**OBJECTIVE**
For each line in the data below that holds "this", return a copy.

**DATASET EXCERPTS**
-- START --

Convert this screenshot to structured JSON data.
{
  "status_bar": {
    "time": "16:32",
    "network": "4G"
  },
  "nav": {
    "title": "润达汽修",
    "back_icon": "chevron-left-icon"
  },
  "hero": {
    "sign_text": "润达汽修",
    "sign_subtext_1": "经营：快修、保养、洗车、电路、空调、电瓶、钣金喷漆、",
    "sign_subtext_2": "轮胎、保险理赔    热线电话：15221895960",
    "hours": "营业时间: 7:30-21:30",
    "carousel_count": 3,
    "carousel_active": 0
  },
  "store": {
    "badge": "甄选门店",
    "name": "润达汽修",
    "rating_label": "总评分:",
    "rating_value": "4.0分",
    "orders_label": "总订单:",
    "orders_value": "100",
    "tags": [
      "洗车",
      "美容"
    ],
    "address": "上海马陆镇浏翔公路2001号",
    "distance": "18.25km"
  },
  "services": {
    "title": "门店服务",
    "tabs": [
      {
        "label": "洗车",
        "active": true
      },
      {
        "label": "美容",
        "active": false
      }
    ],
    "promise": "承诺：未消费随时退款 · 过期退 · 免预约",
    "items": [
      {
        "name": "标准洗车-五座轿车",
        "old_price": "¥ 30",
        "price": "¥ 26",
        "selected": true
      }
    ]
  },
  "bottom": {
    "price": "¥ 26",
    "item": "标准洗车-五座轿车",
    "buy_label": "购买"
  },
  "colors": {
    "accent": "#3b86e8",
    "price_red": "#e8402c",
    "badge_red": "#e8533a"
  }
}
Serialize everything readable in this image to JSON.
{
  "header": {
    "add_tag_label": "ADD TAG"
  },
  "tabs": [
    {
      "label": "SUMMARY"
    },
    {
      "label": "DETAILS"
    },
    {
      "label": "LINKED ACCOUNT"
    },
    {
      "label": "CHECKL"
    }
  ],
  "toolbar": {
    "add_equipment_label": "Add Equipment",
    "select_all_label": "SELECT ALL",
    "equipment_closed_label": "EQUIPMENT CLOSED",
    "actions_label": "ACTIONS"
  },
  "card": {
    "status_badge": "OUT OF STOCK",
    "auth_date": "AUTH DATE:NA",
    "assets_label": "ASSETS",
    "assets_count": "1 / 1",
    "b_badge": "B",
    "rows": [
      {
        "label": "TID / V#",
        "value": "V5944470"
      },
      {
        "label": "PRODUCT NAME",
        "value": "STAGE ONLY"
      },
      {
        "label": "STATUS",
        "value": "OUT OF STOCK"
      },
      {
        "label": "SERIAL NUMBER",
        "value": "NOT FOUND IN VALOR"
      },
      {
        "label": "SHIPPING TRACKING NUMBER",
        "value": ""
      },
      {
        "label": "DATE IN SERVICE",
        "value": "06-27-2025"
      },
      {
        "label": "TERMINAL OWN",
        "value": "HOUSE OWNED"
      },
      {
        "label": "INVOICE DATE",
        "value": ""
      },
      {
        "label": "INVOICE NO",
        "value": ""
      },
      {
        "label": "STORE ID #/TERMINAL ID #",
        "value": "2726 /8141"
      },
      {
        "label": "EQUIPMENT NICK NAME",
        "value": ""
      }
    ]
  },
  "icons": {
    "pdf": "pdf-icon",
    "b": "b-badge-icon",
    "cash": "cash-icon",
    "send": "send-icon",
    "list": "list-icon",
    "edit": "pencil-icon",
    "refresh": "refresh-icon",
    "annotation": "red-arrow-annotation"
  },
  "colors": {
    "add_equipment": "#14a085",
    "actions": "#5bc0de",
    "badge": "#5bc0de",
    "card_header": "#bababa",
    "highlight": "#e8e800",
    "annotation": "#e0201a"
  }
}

-- END --

**EXERCISE SOLUTION**
Convert this screenshot to structured JSON data.
Serialize everything readable in this image to JSON.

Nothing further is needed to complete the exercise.